**EXERCISE PROMPT:** Locate all lines with the word "konzoly" and copy them out.

[Part of a data file]
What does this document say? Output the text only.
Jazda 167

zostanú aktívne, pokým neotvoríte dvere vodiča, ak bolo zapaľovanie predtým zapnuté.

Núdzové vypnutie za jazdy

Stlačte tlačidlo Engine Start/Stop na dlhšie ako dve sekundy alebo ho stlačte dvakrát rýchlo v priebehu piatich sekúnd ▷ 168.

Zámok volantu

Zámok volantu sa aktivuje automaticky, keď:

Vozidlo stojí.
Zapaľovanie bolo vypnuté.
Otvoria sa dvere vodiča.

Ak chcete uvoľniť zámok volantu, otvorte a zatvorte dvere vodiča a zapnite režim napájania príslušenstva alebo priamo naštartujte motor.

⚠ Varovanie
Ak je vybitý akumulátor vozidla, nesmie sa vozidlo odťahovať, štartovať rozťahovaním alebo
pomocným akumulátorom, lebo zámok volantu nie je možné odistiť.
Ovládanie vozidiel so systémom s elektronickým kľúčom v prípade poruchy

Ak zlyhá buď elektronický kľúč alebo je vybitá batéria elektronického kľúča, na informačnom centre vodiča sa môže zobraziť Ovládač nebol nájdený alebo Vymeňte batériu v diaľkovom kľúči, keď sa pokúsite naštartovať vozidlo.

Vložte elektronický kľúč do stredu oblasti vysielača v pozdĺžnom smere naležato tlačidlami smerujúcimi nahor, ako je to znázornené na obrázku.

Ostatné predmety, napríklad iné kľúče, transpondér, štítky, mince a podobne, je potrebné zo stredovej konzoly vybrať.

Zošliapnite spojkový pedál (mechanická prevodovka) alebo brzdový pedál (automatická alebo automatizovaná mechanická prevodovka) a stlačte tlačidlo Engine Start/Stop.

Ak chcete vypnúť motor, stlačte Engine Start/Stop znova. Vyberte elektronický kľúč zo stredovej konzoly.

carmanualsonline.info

**TASK RESPONSE:**
Ostatné predmety, napríklad iné kľúče, transpondér, štítky, mince a podobne, je potrebné zo stredovej konzoly vybrať.
Ak chcete vypnúť motor, stlačte Engine Start/Stop znova. Vyberte elektronický kľúč zo stredovej konzoly.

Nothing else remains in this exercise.